**Consignes à suivre:** Poursuivez le texte sur le coût de la dépollution aux Pfas en Europe, à partir de sa dernière phrase.

**Texte à lire:**
*****
Pour chiffrer les coûts du nettoyage, les médias, en collaboration avec deux chercheurs, se sont appuyés sur «les rares informations scientifiques et économiques disponibles» ainsi que sur «des données locales collectées auprès de pionniers de la dépollution». «Chacun des scénarios de notre évaluation est fondé sur des séries de choix conservateurs, ce qui permet d’affirmer que les coûts sont très certainement sous-estimés», détaille l’enquête. La fourchette basse – 4,8 milliards d’euros par an – correspond à «un scénario irréaliste» avec des hypothèses «ultra-optimistes» : plus aucune nouvelle pollution aux Pfas «dès demain», une dépollution limitée aux sites prioritaires et aux polluants aujourd’hui réglementés – ignorant de nouvelles substances utilisées depuis «le début des années 2000».
Interview
Si la pollution se poursuit et si l’on procédait à un nettoyage poussé, «la facture grimperait à 2 000 milliards d’euros sur vingt ans», soit 100 milliards d’euros par an, selon le Monde. Ce qui représente plus de la moitié du budget annuel de l’Union européenne. Cet argent serait à débourser «à perpétuité», «du moins tant que les Pfas ne font pas l’objet d’une restriction généralisée, à partir de laquelle leurs concentrations commenceraient à baisser si nous les traitons activement», précise le chimiste de l’environnement Hans Peter Arp, de l’université norvégienne de sciences et de technologie.
Sans oublier que «la décontamination pose un immense défi technologique et logistique». Certaines techniques avancées de filtration d’eau, par exemple, sont très coûteuses en eau et énergie. Et les incinérateurs conventionnels, pas assez puissants, ne permettent pas de détruire les Pfas dans les ordures ménagères, souligne l’enquête. Faute de plan coordonné à l’échelle européenne, chaque pays improvise ses propres recommandations, ou ignore simplement le problème.
*****
**Données fournies:**

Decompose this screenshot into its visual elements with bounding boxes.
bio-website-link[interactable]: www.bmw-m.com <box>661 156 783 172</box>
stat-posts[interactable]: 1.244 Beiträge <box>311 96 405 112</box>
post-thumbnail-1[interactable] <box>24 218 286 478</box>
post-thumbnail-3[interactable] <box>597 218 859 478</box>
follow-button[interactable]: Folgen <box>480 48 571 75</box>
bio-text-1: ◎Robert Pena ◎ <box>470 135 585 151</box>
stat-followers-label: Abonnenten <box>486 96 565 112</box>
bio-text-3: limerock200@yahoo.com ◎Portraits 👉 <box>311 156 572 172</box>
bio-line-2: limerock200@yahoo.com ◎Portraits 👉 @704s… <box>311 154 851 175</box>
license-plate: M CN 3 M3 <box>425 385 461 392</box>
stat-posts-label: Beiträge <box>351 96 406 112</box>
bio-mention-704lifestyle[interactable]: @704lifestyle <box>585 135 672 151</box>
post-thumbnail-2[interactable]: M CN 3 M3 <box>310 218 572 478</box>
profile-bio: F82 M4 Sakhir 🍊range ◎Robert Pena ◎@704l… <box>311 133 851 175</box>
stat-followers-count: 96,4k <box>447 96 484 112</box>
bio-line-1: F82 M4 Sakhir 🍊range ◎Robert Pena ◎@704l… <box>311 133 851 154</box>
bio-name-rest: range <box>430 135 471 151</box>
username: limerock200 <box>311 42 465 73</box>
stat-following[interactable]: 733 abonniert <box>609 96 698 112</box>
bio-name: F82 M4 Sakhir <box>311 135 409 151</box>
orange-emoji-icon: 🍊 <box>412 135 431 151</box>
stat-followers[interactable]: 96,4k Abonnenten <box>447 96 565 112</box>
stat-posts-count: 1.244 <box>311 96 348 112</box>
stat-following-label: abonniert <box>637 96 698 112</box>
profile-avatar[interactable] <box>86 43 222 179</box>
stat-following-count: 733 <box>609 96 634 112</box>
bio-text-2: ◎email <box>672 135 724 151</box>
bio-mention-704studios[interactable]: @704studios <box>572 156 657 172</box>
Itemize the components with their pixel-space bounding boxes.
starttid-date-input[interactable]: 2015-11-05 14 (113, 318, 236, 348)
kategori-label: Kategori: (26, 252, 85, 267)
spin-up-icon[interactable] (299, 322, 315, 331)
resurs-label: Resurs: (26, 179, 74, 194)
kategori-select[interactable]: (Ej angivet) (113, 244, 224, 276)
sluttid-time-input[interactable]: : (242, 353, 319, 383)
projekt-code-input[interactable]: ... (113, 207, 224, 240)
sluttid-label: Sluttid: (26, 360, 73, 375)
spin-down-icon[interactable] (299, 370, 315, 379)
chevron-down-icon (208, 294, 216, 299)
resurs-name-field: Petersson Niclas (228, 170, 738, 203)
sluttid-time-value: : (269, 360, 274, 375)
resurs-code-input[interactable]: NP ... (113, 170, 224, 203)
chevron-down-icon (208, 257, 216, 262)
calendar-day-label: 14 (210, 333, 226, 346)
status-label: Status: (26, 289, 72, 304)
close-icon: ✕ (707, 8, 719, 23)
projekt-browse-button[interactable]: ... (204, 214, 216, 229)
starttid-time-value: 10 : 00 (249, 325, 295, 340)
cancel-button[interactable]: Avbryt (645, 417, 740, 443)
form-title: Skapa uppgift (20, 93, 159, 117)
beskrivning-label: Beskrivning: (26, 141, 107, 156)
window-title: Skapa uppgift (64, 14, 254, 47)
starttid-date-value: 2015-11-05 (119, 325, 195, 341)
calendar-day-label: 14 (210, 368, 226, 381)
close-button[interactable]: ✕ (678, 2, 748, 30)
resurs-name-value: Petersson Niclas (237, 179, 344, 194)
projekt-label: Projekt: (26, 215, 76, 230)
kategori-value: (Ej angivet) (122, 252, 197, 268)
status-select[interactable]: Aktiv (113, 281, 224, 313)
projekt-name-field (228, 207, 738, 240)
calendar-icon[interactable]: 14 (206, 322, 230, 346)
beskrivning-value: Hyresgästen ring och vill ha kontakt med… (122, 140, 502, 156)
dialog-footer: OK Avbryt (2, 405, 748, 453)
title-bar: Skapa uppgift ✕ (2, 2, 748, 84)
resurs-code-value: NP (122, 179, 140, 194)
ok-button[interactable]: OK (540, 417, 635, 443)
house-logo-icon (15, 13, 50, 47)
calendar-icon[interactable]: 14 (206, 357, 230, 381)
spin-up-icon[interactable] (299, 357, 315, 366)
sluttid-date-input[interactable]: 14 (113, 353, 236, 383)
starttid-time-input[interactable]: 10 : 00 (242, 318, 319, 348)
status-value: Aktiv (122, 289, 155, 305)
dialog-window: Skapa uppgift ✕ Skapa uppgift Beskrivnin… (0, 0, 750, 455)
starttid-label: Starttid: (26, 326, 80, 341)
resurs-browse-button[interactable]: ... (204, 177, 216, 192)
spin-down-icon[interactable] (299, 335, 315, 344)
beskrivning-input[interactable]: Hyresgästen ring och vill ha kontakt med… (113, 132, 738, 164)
*****
**Réponse proposée:**
Fermer le robinet à la source
Au vu des montants colossaux nécessaires, «restreindre les émissions de Pfas pour arrêter de faire grimper l’addition s’impose», soutient l’article. Reste une autre question en suspens : à quelle adresse faudra-t-il envoyer la facture de cette dépollution massive ? «Si le principe du pollueur-payeur n’est pas appliqué, la charge financière du traitement supplémentaire de l’eau potable nécessaire sera répercutée sur le consommateur», prévient le secrétaire général d’EurEau, l’organisation européenne qui représente les prestataires des services des eaux, Oliver Loebel.
«Il n’y a pas assez d’argent sur terre pour retirer les Pfas de l’environnement aussi vite que nous les y émettons actuellement», affirme l’ingénieure en environnement Ali Ling, de l’université de St. Thomas, dans le Minnesota, aux Etats-Unis. «Ce qu’il est essentiel d’avoir en tête, c’est qu’il nous reviendra toujours moins cher de cesser d’émettre des Pfas que de décontaminer», résume Hans Peter Arp. C’est aussi à cette conclusion que sont parvenus l’Allemagne, le Danemark, les Pays-Bas, la Suède et la Norvège. En février 2023, ces cinq Etats ont proposé à l’Europe une interdiction de toute la famille des Pfas, rappelle le Monde. Une initiative soutenue par le gouvernement français, tandis que le député Les Ecologistes Nicolas Thierry a réussi en avril à faire interdire par l’Assemblée nationale les usages non essentiels des Pfas. Le projet d’interdiction au niveau européen est toutefois sévèrement menacé, visé depuis des mois par une intense campagne de lobbying et de désinformation orchestrée par… les pollueurs, qui n’ont jusqu’ici presque rien payé.